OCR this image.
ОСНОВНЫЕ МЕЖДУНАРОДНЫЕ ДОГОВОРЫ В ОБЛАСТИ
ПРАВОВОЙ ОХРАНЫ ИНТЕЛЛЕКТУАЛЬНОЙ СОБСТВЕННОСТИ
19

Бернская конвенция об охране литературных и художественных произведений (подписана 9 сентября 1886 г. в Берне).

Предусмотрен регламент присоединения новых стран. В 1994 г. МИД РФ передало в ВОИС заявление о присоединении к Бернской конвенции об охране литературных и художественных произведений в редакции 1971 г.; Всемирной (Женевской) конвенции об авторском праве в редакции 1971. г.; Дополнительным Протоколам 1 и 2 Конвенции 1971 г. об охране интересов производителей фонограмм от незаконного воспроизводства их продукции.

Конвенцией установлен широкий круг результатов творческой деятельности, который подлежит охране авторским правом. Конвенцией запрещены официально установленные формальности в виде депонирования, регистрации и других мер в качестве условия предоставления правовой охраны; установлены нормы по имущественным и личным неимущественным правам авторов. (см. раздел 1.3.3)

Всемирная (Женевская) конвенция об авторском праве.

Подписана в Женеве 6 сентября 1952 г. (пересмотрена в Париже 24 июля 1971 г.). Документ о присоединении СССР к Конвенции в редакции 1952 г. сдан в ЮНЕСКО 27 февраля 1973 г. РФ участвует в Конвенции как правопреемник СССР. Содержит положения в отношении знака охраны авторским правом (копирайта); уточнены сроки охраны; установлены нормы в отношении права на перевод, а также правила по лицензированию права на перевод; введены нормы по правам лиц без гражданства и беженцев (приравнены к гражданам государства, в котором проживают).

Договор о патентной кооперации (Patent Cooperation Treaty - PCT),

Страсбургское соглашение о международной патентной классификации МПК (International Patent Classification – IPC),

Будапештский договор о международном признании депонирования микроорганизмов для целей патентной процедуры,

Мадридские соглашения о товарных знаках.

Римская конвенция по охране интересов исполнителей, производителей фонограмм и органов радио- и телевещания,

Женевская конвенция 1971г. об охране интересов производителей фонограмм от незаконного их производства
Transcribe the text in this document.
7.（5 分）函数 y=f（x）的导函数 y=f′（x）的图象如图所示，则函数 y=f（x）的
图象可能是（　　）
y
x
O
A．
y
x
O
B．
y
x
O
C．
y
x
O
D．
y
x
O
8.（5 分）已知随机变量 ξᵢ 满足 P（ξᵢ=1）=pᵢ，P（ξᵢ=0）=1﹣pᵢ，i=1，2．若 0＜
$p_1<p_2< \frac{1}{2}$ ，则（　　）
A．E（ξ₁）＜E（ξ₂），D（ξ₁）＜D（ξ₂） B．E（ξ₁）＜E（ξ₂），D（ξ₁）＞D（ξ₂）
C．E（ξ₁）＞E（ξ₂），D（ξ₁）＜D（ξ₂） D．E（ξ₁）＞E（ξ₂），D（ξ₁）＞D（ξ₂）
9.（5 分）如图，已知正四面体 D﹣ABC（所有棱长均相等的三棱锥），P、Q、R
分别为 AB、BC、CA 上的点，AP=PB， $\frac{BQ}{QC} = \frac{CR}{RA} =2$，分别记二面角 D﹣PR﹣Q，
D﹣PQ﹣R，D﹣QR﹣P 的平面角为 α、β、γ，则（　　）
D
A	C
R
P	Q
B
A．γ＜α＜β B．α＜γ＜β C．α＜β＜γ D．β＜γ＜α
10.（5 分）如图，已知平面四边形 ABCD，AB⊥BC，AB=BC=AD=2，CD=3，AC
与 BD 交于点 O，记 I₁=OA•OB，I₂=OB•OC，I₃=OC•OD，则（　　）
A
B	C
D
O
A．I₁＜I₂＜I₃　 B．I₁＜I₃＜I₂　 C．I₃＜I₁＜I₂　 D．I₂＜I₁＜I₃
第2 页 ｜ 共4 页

==============================

What is asked:
Restate the data above word for word.

Solved problem:
OCR this image.
ОСНОВНЫЕ МЕЖДУНАРОДНЫЕ ДОГОВОРЫ В ОБЛАСТИ
ПРАВОВОЙ ОХРАНЫ ИНТЕЛЛЕКТУАЛЬНОЙ СОБСТВЕННОСТИ
19

Бернская конвенция об охране литературных и художественных произведений (подписана 9 сентября 1886 г. в Берне).

Предусмотрен регламент присоединения новых стран. В 1994 г. МИД РФ передало в ВОИС заявление о присоединении к Бернской конвенции об охране литературных и художественных произведений в редакции 1971 г.; Всемирной (Женевской) конвенции об авторском праве в редакции 1971. г.; Дополнительным Протоколам 1 и 2 Конвенции 1971 г. об охране интересов производителей фонограмм от незаконного воспроизводства их продукции.

Конвенцией установлен широкий круг результатов творческой деятельности, который подлежит охране авторским правом. Конвенцией запрещены официально установленные формальности в виде депонирования, регистрации и других мер в качестве условия предоставления правовой охраны; установлены нормы по имущественным и личным неимущественным правам авторов. (см. раздел 1.3.3)

Всемирная (Женевская) конвенция об авторском праве.

Подписана в Женеве 6 сентября 1952 г. (пересмотрена в Париже 24 июля 1971 г.). Документ о присоединении СССР к Конвенции в редакции 1952 г. сдан в ЮНЕСКО 27 февраля 1973 г. РФ участвует в Конвенции как правопреемник СССР. Содержит положения в отношении знака охраны авторским правом (копирайта); уточнены сроки охраны; установлены нормы в отношении права на перевод, а также правила по лицензированию права на перевод; введены нормы по правам лиц без гражданства и беженцев (приравнены к гражданам государства, в котором проживают).

Договор о патентной кооперации (Patent Cooperation Treaty - PCT),

Страсбургское соглашение о международной патентной классификации МПК (International Patent Classification – IPC),

Будапештский договор о международном признании депонирования микроорганизмов для целей патентной процедуры,

Мадридские соглашения о товарных знаках.

Римская конвенция по охране интересов исполнителей, производителей фонограмм и органов радио- и телевещания,

Женевская конвенция 1971г. об охране интересов производителей фонограмм от незаконного их производства
Transcribe the text in this document.
7.（5 分）函数 y=f（x）的导函数 y=f′（x）的图象如图所示，则函数 y=f（x）的
图象可能是（　　）
y
x
O
A．
y
x
O
B．
y
x
O
C．
y
x
O
D．
y
x
O
8.（5 分）已知随机变量 ξᵢ 满足 P（ξᵢ=1）=pᵢ，P（ξᵢ=0）=1﹣pᵢ，i=1，2．若 0＜
$p_1<p_2< \frac{1}{2}$ ，则（　　）
A．E（ξ₁）＜E（ξ₂），D（ξ₁）＜D（ξ₂） B．E（ξ₁）＜E（ξ₂），D（ξ₁）＞D（ξ₂）
C．E（ξ₁）＞E（ξ₂），D（ξ₁）＜D（ξ₂） D．E（ξ₁）＞E（ξ₂），D（ξ₁）＞D（ξ₂）
9.（5 分）如图，已知正四面体 D﹣ABC（所有棱长均相等的三棱锥），P、Q、R
分别为 AB、BC、CA 上的点，AP=PB， $\frac{BQ}{QC} = \frac{CR}{RA} =2$，分别记二面角 D﹣PR﹣Q，
D﹣PQ﹣R，D﹣QR﹣P 的平面角为 α、β、γ，则（　　）
D
A	C
R
P	Q
B
A．γ＜α＜β B．α＜γ＜β C．α＜β＜γ D．β＜γ＜α
10.（5 分）如图，已知平面四边形 ABCD，AB⊥BC，AB=BC=AD=2，CD=3，AC
与 BD 交于点 O，记 I₁=OA•OB，I₂=OB•OC，I₃=OC•OD，则（　　）
A
B	C
D
O
A．I₁＜I₂＜I₃　 B．I₁＜I₃＜I₂　 C．I₃＜I₁＜I₂　 D．I₂＜I₁＜I₃
第2 页 ｜ 共4 页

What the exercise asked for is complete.